**Исходный текст**
* * * * *

На том же Пятом авеню нью-йоркцы немецкого происхождения празднуют день генерала Штейбена, немецкого барона, участвовавшего в борьбе за американскую независимость. Немцев в городе столько же, сколько ирландцев, а ирландцев здесь больше, чем в Дублине, столице Ирландии.
По Пятому авеню шествуют и выходцы из Польши. Они торжественно отмечают день Казимира Пулаского, генерала польского происхождения, сражавшегося в армии Джорджа Вашингтона.
Каждый седьмой житель Нью-Йорка — негр. Но своего праздничного дня с торжественным парадом у негров нет.
Большинство негров живет в Гарлеме. Это в стороне от моего сегодняшнего маршрута. Гарлем — ближе к северной оконечности Манхэттена, он — за зеленым прямоугольником Центрального парка. Когда-то там жили белые. Потом они покинули старые, полуразвалившиеся дома, и в трущобы тесно набились негры, бежавшие с Юга от расистов.

* * * * *

**Предоставленные данные**

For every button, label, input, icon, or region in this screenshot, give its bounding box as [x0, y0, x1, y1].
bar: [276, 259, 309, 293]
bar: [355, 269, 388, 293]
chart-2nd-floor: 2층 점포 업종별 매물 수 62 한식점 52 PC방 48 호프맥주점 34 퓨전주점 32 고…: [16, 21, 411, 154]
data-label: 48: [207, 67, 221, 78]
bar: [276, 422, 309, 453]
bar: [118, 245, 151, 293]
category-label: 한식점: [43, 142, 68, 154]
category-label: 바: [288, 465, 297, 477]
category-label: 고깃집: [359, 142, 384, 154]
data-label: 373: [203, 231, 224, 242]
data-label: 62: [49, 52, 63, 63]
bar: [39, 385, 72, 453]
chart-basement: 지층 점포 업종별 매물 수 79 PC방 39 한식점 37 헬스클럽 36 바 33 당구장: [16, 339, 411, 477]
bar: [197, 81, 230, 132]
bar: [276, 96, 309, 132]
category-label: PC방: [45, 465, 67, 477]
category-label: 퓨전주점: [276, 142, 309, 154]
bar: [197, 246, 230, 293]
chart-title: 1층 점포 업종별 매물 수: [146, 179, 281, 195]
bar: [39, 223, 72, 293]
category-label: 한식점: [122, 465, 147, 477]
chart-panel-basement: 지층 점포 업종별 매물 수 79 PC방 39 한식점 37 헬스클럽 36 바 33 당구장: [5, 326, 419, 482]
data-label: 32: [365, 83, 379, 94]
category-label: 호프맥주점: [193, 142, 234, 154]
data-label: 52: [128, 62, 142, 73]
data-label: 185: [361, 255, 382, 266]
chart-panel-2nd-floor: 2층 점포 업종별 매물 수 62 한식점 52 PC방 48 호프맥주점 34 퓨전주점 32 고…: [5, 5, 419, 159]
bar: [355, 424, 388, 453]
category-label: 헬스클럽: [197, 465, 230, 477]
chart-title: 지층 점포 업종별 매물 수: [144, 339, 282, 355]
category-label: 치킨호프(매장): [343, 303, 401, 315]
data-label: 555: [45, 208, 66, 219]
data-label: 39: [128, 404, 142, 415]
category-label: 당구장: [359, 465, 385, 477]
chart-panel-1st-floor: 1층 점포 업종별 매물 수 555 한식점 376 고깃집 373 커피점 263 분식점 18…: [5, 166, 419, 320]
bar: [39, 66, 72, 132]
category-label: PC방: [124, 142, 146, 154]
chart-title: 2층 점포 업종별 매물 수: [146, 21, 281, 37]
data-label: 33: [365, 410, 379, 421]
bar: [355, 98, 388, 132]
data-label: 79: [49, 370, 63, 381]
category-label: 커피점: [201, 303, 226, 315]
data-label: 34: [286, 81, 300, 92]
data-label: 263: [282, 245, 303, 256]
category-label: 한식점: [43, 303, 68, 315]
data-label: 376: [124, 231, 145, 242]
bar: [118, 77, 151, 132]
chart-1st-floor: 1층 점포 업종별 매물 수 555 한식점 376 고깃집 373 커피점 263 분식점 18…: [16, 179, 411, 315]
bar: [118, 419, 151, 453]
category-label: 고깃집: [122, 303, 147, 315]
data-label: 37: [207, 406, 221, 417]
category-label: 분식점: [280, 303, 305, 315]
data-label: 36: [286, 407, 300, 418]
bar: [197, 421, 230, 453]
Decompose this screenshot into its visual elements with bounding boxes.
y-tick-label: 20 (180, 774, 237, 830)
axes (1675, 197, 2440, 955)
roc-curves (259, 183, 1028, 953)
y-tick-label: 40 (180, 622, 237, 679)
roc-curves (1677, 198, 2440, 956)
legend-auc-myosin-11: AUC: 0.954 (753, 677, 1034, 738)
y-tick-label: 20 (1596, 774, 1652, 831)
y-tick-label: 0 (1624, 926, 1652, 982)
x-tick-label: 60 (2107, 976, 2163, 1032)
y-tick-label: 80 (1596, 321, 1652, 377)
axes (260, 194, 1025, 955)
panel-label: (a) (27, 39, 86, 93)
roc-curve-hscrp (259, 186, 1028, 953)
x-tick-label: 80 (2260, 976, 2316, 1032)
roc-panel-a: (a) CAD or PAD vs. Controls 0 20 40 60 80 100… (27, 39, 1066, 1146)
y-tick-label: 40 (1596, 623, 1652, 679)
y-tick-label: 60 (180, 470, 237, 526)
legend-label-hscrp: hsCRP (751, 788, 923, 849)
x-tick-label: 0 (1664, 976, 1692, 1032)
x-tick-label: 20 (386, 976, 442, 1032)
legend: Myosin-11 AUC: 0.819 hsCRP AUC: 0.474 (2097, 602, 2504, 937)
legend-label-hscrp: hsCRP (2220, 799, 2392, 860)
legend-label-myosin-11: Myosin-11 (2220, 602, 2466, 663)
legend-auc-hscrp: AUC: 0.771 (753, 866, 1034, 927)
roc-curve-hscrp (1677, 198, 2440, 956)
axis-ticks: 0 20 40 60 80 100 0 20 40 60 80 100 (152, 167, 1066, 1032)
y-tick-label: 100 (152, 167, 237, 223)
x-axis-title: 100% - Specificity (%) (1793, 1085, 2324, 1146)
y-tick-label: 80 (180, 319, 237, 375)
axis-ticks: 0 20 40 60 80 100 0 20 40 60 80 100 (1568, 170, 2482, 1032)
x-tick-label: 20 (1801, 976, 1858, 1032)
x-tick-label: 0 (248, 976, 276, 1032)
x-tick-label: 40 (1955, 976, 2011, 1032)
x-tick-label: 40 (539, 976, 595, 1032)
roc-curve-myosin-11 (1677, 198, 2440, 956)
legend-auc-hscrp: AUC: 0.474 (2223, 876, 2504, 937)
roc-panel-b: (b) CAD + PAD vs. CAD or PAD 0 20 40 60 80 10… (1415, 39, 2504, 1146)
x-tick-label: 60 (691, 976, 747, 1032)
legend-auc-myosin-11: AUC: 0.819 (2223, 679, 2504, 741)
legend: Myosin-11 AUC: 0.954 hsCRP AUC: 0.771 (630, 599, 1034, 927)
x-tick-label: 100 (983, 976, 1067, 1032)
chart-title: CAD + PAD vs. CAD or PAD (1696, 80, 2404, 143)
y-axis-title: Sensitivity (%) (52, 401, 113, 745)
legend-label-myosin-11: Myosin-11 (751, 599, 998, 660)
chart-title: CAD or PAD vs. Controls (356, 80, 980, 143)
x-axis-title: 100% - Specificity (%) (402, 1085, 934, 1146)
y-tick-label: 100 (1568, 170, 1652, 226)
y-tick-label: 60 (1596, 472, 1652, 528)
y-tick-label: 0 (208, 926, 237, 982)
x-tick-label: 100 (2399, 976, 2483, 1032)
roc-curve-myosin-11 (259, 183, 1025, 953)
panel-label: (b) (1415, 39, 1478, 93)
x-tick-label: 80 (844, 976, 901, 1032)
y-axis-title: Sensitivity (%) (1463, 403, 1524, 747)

* * * * *

**Рабочее задание**
Перепишите слово в слово отрывок из исходного текста, начиная с «По Пятому авеню» и продолжая вплоть до «у негров нет.» включительно.

**Письменный ответ**
По Пятому авеню шествуют и выходцы из Польши. Они торжественно отмечают день Казимира Пулаского, генерала польского происхождения, сражавшегося в армии Джорджа Вашингтона.
Каждый седьмой житель Нью-Йорка — негр. Но своего праздничного дня с торжественным парадом у негров нет.